Work required => Work through the data line by line, gathering every line that has the word "does".

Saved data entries
— start —

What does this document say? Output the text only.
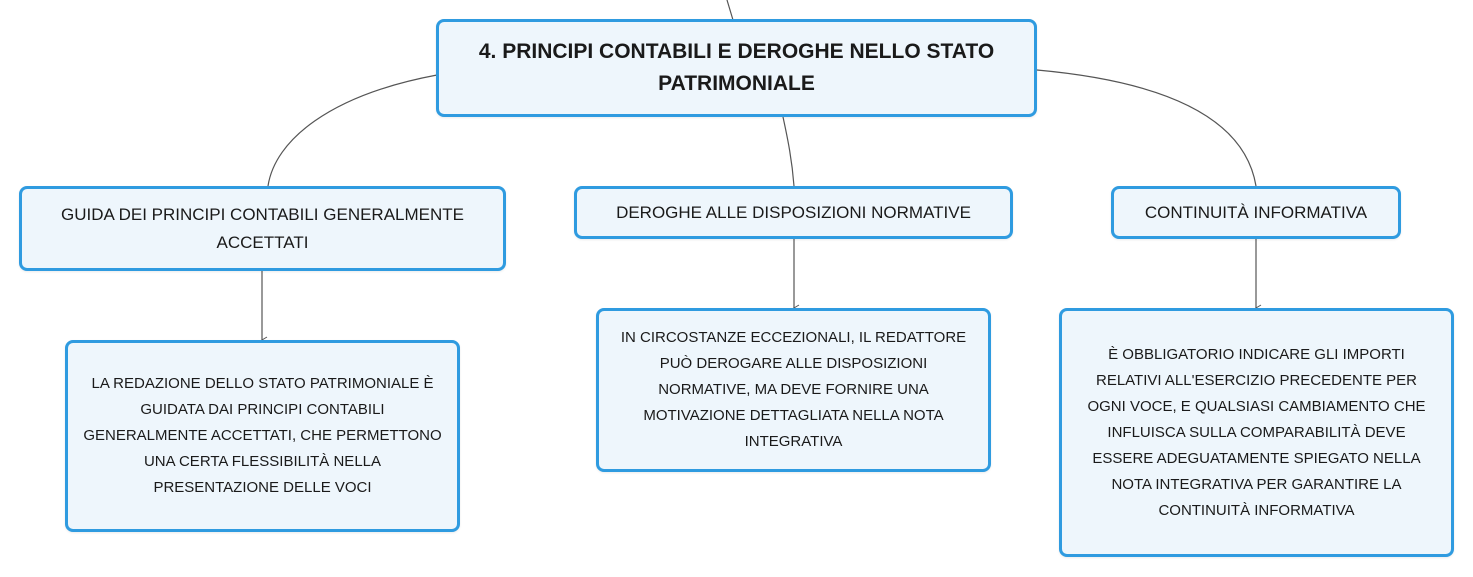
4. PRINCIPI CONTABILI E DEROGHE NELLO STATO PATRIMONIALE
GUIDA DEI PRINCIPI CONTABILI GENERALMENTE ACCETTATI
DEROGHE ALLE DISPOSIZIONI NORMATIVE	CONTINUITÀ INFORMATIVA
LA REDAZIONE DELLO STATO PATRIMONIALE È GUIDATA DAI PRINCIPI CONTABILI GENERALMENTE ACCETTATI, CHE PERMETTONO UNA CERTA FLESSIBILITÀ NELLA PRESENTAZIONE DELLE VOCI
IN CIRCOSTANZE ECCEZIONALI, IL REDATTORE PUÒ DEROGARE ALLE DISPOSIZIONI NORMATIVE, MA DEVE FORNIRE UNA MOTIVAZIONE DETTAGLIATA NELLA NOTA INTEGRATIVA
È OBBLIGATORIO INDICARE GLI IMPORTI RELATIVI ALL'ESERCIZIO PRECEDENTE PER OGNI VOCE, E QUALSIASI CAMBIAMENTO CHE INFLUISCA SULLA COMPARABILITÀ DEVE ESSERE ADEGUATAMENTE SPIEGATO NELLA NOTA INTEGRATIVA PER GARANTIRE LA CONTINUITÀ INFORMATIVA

— end —
— start —

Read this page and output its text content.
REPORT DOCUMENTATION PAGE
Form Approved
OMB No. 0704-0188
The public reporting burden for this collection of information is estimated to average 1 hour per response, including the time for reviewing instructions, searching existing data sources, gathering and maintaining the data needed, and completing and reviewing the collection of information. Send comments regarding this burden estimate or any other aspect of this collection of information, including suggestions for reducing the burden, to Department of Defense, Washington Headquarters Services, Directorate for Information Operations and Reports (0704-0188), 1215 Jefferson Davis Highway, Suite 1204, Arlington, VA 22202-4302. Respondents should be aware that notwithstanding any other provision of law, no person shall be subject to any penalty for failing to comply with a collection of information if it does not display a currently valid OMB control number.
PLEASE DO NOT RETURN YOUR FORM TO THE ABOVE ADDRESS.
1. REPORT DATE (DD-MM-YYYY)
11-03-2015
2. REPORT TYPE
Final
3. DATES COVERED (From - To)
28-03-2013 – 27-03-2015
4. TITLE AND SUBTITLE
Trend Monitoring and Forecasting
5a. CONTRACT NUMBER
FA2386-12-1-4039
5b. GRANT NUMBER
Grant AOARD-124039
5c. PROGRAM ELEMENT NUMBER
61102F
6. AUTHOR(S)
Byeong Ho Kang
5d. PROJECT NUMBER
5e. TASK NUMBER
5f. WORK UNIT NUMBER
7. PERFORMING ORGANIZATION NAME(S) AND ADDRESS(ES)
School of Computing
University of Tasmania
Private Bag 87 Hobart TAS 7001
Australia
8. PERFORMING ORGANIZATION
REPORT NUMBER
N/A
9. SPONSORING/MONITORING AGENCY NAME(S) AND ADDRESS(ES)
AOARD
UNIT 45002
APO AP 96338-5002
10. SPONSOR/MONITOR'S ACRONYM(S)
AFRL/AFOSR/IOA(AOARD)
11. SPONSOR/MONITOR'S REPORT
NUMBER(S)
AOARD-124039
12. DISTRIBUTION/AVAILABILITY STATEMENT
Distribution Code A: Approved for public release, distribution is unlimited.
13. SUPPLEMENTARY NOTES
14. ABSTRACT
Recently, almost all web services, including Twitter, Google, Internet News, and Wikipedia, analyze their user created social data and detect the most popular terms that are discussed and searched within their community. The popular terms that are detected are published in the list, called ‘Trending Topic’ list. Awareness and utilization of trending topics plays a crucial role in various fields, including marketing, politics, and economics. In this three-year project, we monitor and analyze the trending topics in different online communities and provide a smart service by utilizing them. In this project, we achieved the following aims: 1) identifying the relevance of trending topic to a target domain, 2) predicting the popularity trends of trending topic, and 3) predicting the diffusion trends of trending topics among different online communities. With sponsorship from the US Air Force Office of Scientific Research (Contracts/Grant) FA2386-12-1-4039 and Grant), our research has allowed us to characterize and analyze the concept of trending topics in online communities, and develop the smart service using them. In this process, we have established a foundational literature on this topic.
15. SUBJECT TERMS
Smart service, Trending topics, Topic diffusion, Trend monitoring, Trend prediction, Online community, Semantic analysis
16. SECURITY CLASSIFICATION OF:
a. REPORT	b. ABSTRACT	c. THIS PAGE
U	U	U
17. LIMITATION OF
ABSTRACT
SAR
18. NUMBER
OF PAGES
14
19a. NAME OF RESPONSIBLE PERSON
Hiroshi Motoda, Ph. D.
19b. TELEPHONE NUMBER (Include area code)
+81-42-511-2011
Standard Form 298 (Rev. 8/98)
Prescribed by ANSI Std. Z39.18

— end —

Complete answer =>
What does this document say? Output the text only.
The public reporting burden for this collection of information is estimated to average 1 hour per response, including the time for reviewing instructions, searching existing data sources, gathering and maintaining the data needed, and completing and reviewing the collection of information. Send comments regarding this burden estimate or any other aspect of this collection of information, including suggestions for reducing the burden, to Department of Defense, Washington Headquarters Services, Directorate for Information Operations and Reports (0704-0188), 1215 Jefferson Davis Highway, Suite 1204, Arlington, VA 22202-4302. Respondents should be aware that notwithstanding any other provision of law, no person shall be subject to any penalty for failing to comply with a collection of information if it does not display a currently valid OMB control number.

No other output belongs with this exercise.